**DATA TO USE:**
# # # # # # #
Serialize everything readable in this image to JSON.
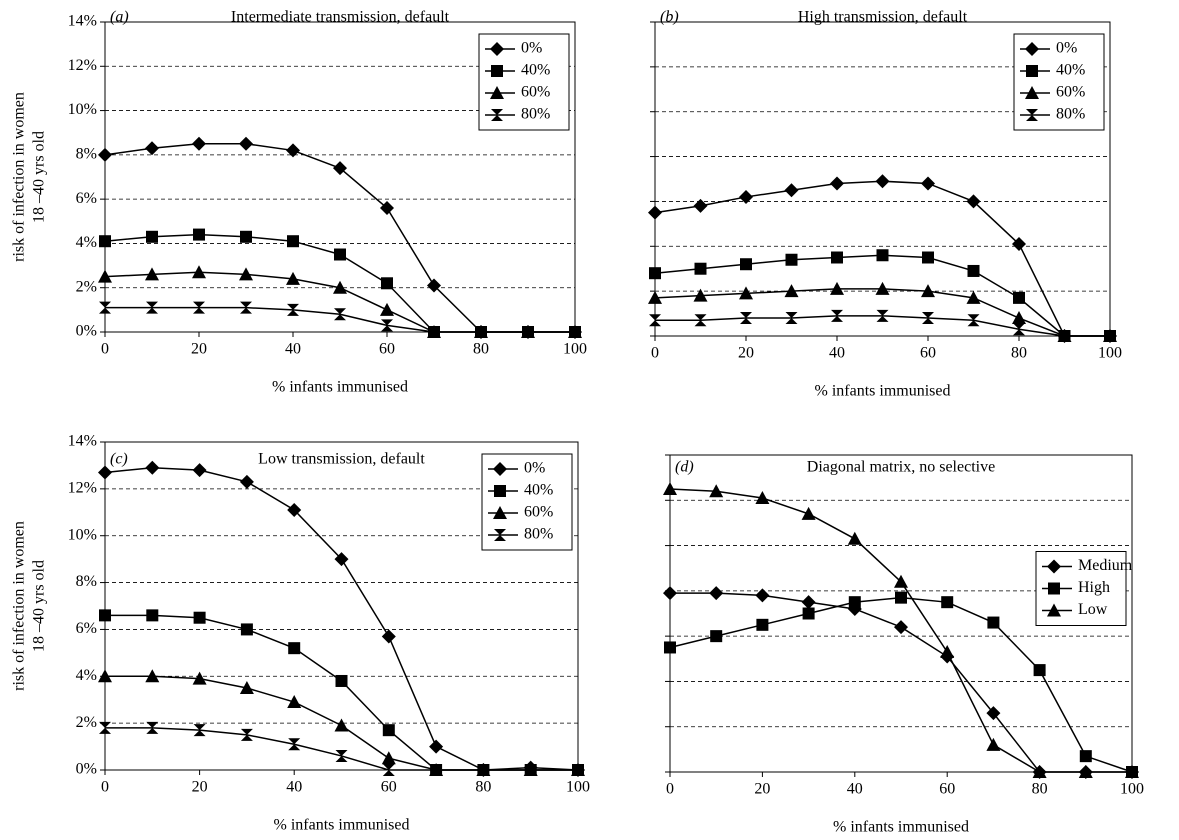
{
  "chart_data": [
    {
      "type": "line",
      "panel_label": "(a)",
      "title": "Intermediate transmission, default",
      "xlabel": "% infants immunised",
      "ylabel": [
        "risk of infection in women",
        "18 –40 yrs old"
      ],
      "x": [
        0,
        10,
        20,
        30,
        40,
        50,
        60,
        70,
        80,
        90,
        100
      ],
      "xlim": [
        0,
        100
      ],
      "xticks": [
        0,
        20,
        40,
        60,
        80,
        100
      ],
      "ylim": [
        0,
        14
      ],
      "yticks": [
        {
          "value": 0,
          "label": "0%"
        },
        {
          "value": 2,
          "label": "2%"
        },
        {
          "value": 4,
          "label": "4%"
        },
        {
          "value": 6,
          "label": "6%"
        },
        {
          "value": 8,
          "label": "8%"
        },
        {
          "value": 10,
          "label": "10%"
        },
        {
          "value": 12,
          "label": "12%"
        },
        {
          "value": 14,
          "label": "14%"
        }
      ],
      "grid": true,
      "legend": "upper right",
      "series": [
        {
          "name": "0%",
          "color": "#000000",
          "values": [
            8.0,
            8.3,
            8.5,
            8.5,
            8.2,
            7.4,
            5.6,
            2.1,
            0,
            0,
            0
          ]
        },
        {
          "name": "40%",
          "color": "#000000",
          "values": [
            4.1,
            4.3,
            4.4,
            4.3,
            4.1,
            3.5,
            2.2,
            0,
            0,
            0,
            0
          ]
        },
        {
          "name": "60%",
          "color": "#000000",
          "values": [
            2.5,
            2.6,
            2.7,
            2.6,
            2.4,
            2.0,
            1.0,
            0,
            0,
            0,
            0
          ]
        },
        {
          "name": "80%",
          "color": "#000000",
          "values": [
            1.1,
            1.1,
            1.1,
            1.1,
            1.0,
            0.8,
            0.3,
            0,
            0,
            0,
            0
          ]
        }
      ]
    },
    {
      "type": "line",
      "panel_label": "(b)",
      "title": "High transmission, default",
      "xlabel": "% infants immunised",
      "x": [
        0,
        10,
        20,
        30,
        40,
        50,
        60,
        70,
        80,
        90,
        100
      ],
      "xlim": [
        0,
        100
      ],
      "xticks": [
        0,
        20,
        40,
        60,
        80,
        100
      ],
      "ylim": [
        0,
        14
      ],
      "yticks": [
        0,
        2,
        4,
        6,
        8,
        10,
        12,
        14
      ],
      "ytick_labels": false,
      "grid": true,
      "legend": "upper right",
      "series": [
        {
          "name": "0%",
          "color": "#000000",
          "values": [
            5.5,
            5.8,
            6.2,
            6.5,
            6.8,
            6.9,
            6.8,
            6.0,
            4.1,
            0,
            0
          ]
        },
        {
          "name": "40%",
          "color": "#000000",
          "values": [
            2.8,
            3.0,
            3.2,
            3.4,
            3.5,
            3.6,
            3.5,
            2.9,
            1.7,
            0,
            0
          ]
        },
        {
          "name": "60%",
          "color": "#000000",
          "values": [
            1.7,
            1.8,
            1.9,
            2.0,
            2.1,
            2.1,
            2.0,
            1.7,
            0.8,
            0,
            0
          ]
        },
        {
          "name": "80%",
          "color": "#000000",
          "values": [
            0.7,
            0.7,
            0.8,
            0.8,
            0.9,
            0.9,
            0.8,
            0.7,
            0.3,
            0,
            0
          ]
        }
      ]
    },
    {
      "type": "line",
      "panel_label": "(c)",
      "title": "Low transmission, default",
      "xlabel": "% infants immunised",
      "ylabel": [
        "risk of infection in women",
        "18 –40 yrs old"
      ],
      "x": [
        0,
        10,
        20,
        30,
        40,
        50,
        60,
        70,
        80,
        90,
        100
      ],
      "xlim": [
        0,
        100
      ],
      "xticks": [
        0,
        20,
        40,
        60,
        80,
        100
      ],
      "ylim": [
        0,
        14
      ],
      "yticks": [
        {
          "value": 0,
          "label": "0%"
        },
        {
          "value": 2,
          "label": "2%"
        },
        {
          "value": 4,
          "label": "4%"
        },
        {
          "value": 6,
          "label": "6%"
        },
        {
          "value": 8,
          "label": "8%"
        },
        {
          "value": 10,
          "label": "10%"
        },
        {
          "value": 12,
          "label": "12%"
        },
        {
          "value": 14,
          "label": "14%"
        }
      ],
      "grid": true,
      "legend": "upper right",
      "series": [
        {
          "name": "0%",
          "color": "#000000",
          "values": [
            12.7,
            12.9,
            12.8,
            12.3,
            11.1,
            9.0,
            5.7,
            1.0,
            0,
            0.1,
            0
          ]
        },
        {
          "name": "40%",
          "color": "#000000",
          "values": [
            6.6,
            6.6,
            6.5,
            6.0,
            5.2,
            3.8,
            1.7,
            0,
            0,
            0,
            0
          ]
        },
        {
          "name": "60%",
          "color": "#000000",
          "values": [
            4.0,
            4.0,
            3.9,
            3.5,
            2.9,
            1.9,
            0.5,
            0,
            0,
            0,
            0
          ]
        },
        {
          "name": "80%",
          "color": "#000000",
          "values": [
            1.8,
            1.8,
            1.7,
            1.5,
            1.1,
            0.6,
            0,
            0,
            0,
            0,
            0
          ]
        }
      ]
    },
    {
      "type": "line",
      "panel_label": "(d)",
      "title": "Diagonal matrix, no selective",
      "xlabel": "% infants immunised",
      "x": [
        0,
        10,
        20,
        30,
        40,
        50,
        60,
        70,
        80,
        90,
        100
      ],
      "xlim": [
        0,
        100
      ],
      "xticks": [
        0,
        20,
        40,
        60,
        80,
        100
      ],
      "ylim": [
        0,
        14
      ],
      "yticks": [
        0,
        2,
        4,
        6,
        8,
        10,
        12,
        14
      ],
      "ytick_labels": false,
      "grid": true,
      "legend": "right",
      "series": [
        {
          "name": "Medium",
          "color": "#000000",
          "values": [
            7.9,
            7.9,
            7.8,
            7.5,
            7.2,
            6.4,
            5.1,
            2.6,
            0,
            0,
            0
          ]
        },
        {
          "name": "High",
          "color": "#000000",
          "values": [
            5.5,
            6.0,
            6.5,
            7.0,
            7.5,
            7.7,
            7.5,
            6.6,
            4.5,
            0.7,
            0
          ]
        },
        {
          "name": "Low",
          "color": "#000000",
          "values": [
            12.5,
            12.4,
            12.1,
            11.4,
            10.3,
            8.4,
            5.3,
            1.2,
            0,
            0,
            0
          ]
        }
      ]
    }
  ]
}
# # # # # # #
**WORK TO BE COMPLETED:** Retype all the records shown above, character for character. Omit every picture.

**RESPONSE FOR THIS EXERCISE:**
Serialize everything readable in this image to JSON.
{
  "chart_data": [
    {
      "type": "line",
      "panel_label": "(a)",
      "title": "Intermediate transmission, default",
      "xlabel": "% infants immunised",
      "ylabel": [
        "risk of infection in women",
        "18 –40 yrs old"
      ],
      "x": [
        0,
        10,
        20,
        30,
        40,
        50,
        60,
        70,
        80,
        90,
        100
      ],
      "xlim": [
        0,
        100
      ],
      "xticks": [
        0,
        20,
        40,
        60,
        80,
        100
      ],
      "ylim": [
        0,
        14
      ],
      "yticks": [
        {
          "value": 0,
          "label": "0%"
        },
        {
          "value": 2,
          "label": "2%"
        },
        {
          "value": 4,
          "label": "4%"
        },
        {
          "value": 6,
          "label": "6%"
        },
        {
          "value": 8,
          "label": "8%"
        },
        {
          "value": 10,
          "label": "10%"
        },
        {
          "value": 12,
          "label": "12%"
        },
        {
          "value": 14,
          "label": "14%"
        }
      ],
      "grid": true,
      "legend": "upper right",
      "series": [
        {
          "name": "0%",
          "color": "#000000",
          "values": [
            8.0,
            8.3,
            8.5,
            8.5,
            8.2,
            7.4,
            5.6,
            2.1,
            0,
            0,
            0
          ]
        },
        {
          "name": "40%",
          "color": "#000000",
          "values": [
            4.1,
            4.3,
            4.4,
            4.3,
            4.1,
            3.5,
            2.2,
            0,
            0,
            0,
            0
          ]
        },
        {
          "name": "60%",
          "color": "#000000",
          "values": [
            2.5,
            2.6,
            2.7,
            2.6,
            2.4,
            2.0,
            1.0,
            0,
            0,
            0,
            0
          ]
        },
        {
          "name": "80%",
          "color": "#000000",
          "values": [
            1.1,
            1.1,
            1.1,
            1.1,
            1.0,
            0.8,
            0.3,
            0,
            0,
            0,
            0
          ]
        }
      ]
    },
    {
      "type": "line",
      "panel_label": "(b)",
      "title": "High transmission, default",
      "xlabel": "% infants immunised",
      "x": [
        0,
        10,
        20,
        30,
        40,
        50,
        60,
        70,
        80,
        90,
        100
      ],
      "xlim": [
        0,
        100
      ],
      "xticks": [
        0,
        20,
        40,
        60,
        80,
        100
      ],
      "ylim": [
        0,
        14
      ],
      "yticks": [
        0,
        2,
        4,
        6,
        8,
        10,
        12,
        14
      ],
      "ytick_labels": false,
      "grid": true,
      "legend": "upper right",
      "series": [
        {
          "name": "0%",
          "color": "#000000",
          "values": [
            5.5,
            5.8,
            6.2,
            6.5,
            6.8,
            6.9,
            6.8,
            6.0,
            4.1,
            0,
            0
          ]
        },
        {
          "name": "40%",
          "color": "#000000",
          "values": [
            2.8,
            3.0,
            3.2,
            3.4,
            3.5,
            3.6,
            3.5,
            2.9,
            1.7,
            0,
            0
          ]
        },
        {
          "name": "60%",
          "color": "#000000",
          "values": [
            1.7,
            1.8,
            1.9,
            2.0,
            2.1,
            2.1,
            2.0,
            1.7,
            0.8,
            0,
            0
          ]
        },
        {
          "name": "80%",
          "color": "#000000",
          "values": [
            0.7,
            0.7,
            0.8,
            0.8,
            0.9,
            0.9,
            0.8,
            0.7,
            0.3,
            0,
            0
          ]
        }
      ]
    },
    {
      "type": "line",
      "panel_label": "(c)",
      "title": "Low transmission, default",
      "xlabel": "% infants immunised",
      "ylabel": [
        "risk of infection in women",
        "18 –40 yrs old"
      ],
      "x": [
        0,
        10,
        20,
        30,
        40,
        50,
        60,
        70,
        80,
        90,
        100
      ],
      "xlim": [
        0,
        100
      ],
      "xticks": [
        0,
        20,
        40,
        60,
        80,
        100
      ],
      "ylim": [
        0,
        14
      ],
      "yticks": [
        {
          "value": 0,
          "label": "0%"
        },
        {
          "value": 2,
          "label": "2%"
        },
        {
          "value": 4,
          "label": "4%"
        },
        {
          "value": 6,
          "label": "6%"
        },
        {
          "value": 8,
          "label": "8%"
        },
        {
          "value": 10,
          "label": "10%"
        },
        {
          "value": 12,
          "label": "12%"
        },
        {
          "value": 14,
          "label": "14%"
        }
      ],
      "grid": true,
      "legend": "upper right",
      "series": [
        {
          "name": "0%",
          "color": "#000000",
          "values": [
            12.7,
            12.9,
            12.8,
            12.3,
            11.1,
            9.0,
            5.7,
            1.0,
            0,
            0.1,
            0
          ]
        },
        {
          "name": "40%",
          "color": "#000000",
          "values": [
            6.6,
            6.6,
            6.5,
            6.0,
            5.2,
            3.8,
            1.7,
            0,
            0,
            0,
            0
          ]
        },
        {
          "name": "60%",
          "color": "#000000",
          "values": [
            4.0,
            4.0,
            3.9,
            3.5,
            2.9,
            1.9,
            0.5,
            0,
            0,
            0,
            0
          ]
        },
        {
          "name": "80%",
          "color": "#000000",
          "values": [
            1.8,
            1.8,
            1.7,
            1.5,
            1.1,
            0.6,
            0,
            0,
            0,
            0,
            0
          ]
        }
      ]
    },
    {
      "type": "line",
      "panel_label": "(d)",
      "title": "Diagonal matrix, no selective",
      "xlabel": "% infants immunised",
      "x": [
        0,
        10,
        20,
        30,
        40,
        50,
        60,
        70,
        80,
        90,
        100
      ],
      "xlim": [
        0,
        100
      ],
      "xticks": [
        0,
        20,
        40,
        60,
        80,
        100
      ],
      "ylim": [
        0,
        14
      ],
      "yticks": [
        0,
        2,
        4,
        6,
        8,
        10,
        12,
        14
      ],
      "ytick_labels": false,
      "grid": true,
      "legend": "right",
      "series": [
        {
          "name": "Medium",
          "color": "#000000",
          "values": [
            7.9,
            7.9,
            7.8,
            7.5,
            7.2,
            6.4,
            5.1,
            2.6,
            0,
            0,
            0
          ]
        },
        {
          "name": "High",
          "color": "#000000",
          "values": [
            5.5,
            6.0,
            6.5,
            7.0,
            7.5,
            7.7,
            7.5,
            6.6,
            4.5,
            0.7,
            0
          ]
        },
        {
          "name": "Low",
          "color": "#000000",
          "values": [
            12.5,
            12.4,
            12.1,
            11.4,
            10.3,
            8.4,
            5.3,
            1.2,
            0,
            0,
            0
          ]
        }
      ]
    }
  ]
}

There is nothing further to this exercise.